Excerpt to read:
..............................

Bind 9.9.x operation with dnssec
Spain, Dr. Jeffry A.
spainj at countryday.net
Sat Jun 2 00:51:19 UTC 2012
> With "auto-dnssec maintain", I expect the Zone Signing Keys and the individual RRSIGs to be completely managed and rotated as needed by bind, per https://kb.isc.org/article/AA-00626/0/Inline-Signing-in-ISC-BIND-9.9.0-Examples.html
and the Admin Reference, however, at the end of 4.9.7, it says:
> "By default, this rollover completes in 30 days, after which it will be safe to remove the old key from the DNSKEY RRset."
> This implies that I'm going to have to go in and do housekeeping in the keys directory, though I'm not sure when - I set this up in early March (according to the key activation comments - who remembers details that far back? ;-) ) and they haven't rotated yet...
I don't think you will need to do any housekeeping if you have your key timing metadata set up in a reasonable way. There are four relevant timestamps in the metadata: Publish, Activate, Inactive, and Delete. You can see this by listing the contents of your *.key files. My practice with ZSKs, which has been successful over the past year, has to been to generate a series of nine ZSKs with timing metadata computed from the following:
* Choose an inception date for DNSSEC operations, for example, today.

..............................

Exercise data:

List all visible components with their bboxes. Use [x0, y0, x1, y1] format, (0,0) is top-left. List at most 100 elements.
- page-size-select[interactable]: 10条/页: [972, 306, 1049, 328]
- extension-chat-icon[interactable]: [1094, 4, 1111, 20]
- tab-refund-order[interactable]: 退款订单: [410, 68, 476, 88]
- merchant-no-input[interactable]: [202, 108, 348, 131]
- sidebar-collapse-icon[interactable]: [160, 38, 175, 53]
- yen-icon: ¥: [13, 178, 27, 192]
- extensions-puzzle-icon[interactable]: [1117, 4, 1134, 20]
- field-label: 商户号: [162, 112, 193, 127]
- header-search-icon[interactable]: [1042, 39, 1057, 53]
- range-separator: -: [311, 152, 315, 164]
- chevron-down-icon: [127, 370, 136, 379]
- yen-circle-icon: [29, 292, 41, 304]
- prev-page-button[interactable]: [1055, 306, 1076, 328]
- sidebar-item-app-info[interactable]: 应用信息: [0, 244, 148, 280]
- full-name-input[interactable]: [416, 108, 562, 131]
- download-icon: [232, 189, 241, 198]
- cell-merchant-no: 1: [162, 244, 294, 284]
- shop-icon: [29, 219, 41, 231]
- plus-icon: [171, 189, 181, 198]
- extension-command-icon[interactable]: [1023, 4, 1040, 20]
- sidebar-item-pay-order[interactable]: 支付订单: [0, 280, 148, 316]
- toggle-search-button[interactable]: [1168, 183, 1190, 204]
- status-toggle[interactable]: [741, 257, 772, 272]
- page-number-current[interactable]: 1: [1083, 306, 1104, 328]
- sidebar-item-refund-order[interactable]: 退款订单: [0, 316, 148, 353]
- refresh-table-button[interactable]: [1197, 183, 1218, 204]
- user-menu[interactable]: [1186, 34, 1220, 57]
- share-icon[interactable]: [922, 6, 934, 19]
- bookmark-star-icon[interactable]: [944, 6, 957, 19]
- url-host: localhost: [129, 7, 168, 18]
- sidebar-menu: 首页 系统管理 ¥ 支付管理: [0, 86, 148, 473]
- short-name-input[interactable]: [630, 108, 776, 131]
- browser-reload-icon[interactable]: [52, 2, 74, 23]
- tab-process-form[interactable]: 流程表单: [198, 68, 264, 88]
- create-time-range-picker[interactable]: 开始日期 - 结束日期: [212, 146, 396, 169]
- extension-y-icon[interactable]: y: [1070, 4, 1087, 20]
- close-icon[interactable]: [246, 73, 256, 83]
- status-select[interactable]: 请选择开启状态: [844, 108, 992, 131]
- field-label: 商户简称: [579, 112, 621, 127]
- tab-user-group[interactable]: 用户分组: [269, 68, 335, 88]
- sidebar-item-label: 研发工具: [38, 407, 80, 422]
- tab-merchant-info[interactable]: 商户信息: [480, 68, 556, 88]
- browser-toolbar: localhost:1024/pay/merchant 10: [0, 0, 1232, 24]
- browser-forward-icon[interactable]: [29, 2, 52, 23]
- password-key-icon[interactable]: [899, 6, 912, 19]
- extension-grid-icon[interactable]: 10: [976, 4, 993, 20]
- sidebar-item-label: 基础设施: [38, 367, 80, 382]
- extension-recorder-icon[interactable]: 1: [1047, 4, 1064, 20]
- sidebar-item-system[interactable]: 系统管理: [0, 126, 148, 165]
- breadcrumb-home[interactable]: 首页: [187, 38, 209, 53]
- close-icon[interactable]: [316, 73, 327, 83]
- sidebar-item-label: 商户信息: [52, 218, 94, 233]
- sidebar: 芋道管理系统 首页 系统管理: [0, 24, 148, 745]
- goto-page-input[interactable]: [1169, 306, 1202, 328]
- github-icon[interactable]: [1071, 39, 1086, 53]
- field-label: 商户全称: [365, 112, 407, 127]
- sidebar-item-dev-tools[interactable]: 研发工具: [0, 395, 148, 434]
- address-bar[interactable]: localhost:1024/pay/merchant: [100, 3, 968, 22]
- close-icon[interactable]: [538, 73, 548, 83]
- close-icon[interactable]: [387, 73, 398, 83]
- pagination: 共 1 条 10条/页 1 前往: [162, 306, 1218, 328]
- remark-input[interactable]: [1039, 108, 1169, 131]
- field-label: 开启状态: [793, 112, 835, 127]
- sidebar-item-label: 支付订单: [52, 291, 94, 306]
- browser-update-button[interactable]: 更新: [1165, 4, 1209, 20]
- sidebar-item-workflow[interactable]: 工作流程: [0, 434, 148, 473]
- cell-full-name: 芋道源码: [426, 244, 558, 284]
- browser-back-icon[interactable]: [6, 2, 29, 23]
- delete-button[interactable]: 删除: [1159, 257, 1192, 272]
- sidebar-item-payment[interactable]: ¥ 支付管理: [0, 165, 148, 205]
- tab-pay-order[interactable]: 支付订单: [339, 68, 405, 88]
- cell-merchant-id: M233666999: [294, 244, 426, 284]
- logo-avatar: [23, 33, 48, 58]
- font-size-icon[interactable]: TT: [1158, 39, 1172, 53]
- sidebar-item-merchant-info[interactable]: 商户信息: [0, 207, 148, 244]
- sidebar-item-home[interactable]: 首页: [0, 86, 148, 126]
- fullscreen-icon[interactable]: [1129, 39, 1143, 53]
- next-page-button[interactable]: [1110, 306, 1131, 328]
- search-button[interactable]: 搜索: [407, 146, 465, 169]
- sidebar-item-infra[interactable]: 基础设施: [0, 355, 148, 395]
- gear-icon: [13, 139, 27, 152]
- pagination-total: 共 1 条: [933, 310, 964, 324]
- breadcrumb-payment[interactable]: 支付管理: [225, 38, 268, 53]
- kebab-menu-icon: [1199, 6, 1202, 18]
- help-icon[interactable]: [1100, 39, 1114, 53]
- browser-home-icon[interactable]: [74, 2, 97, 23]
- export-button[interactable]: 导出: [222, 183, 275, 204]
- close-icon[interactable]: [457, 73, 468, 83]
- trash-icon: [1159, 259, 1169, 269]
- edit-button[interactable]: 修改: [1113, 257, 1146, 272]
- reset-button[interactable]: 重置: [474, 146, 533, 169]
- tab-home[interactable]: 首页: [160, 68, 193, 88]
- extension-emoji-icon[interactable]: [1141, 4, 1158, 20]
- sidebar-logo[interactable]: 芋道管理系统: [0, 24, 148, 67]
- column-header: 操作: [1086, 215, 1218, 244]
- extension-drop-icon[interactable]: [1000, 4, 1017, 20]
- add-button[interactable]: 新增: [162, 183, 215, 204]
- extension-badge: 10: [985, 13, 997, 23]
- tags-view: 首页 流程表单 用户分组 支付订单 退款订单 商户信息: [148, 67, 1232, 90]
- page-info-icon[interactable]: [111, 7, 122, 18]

..............................

Tasks to complete:
**1)** According to the BIND DNSSEC post, how long does the rollover take by default?
**2)** List the timestamps that the BIND DNSSEC post says are found in the key timing metadata.
**3)** Please translate this sentence from the BIND DNSSEC post into Spanish: "There are four relevant timestamps in the metadata: Publish, Activate, Inactive, and Delete."
The entries have nothing to do with the work here.

Exercise responses:
**1)** 30 days.

**2)** Publish, Activate, Inactive, Delete

**3)** Hay cuatro marcas de tiempo relevantes en los metadatos: Publish, Activate, Inactive y Delete.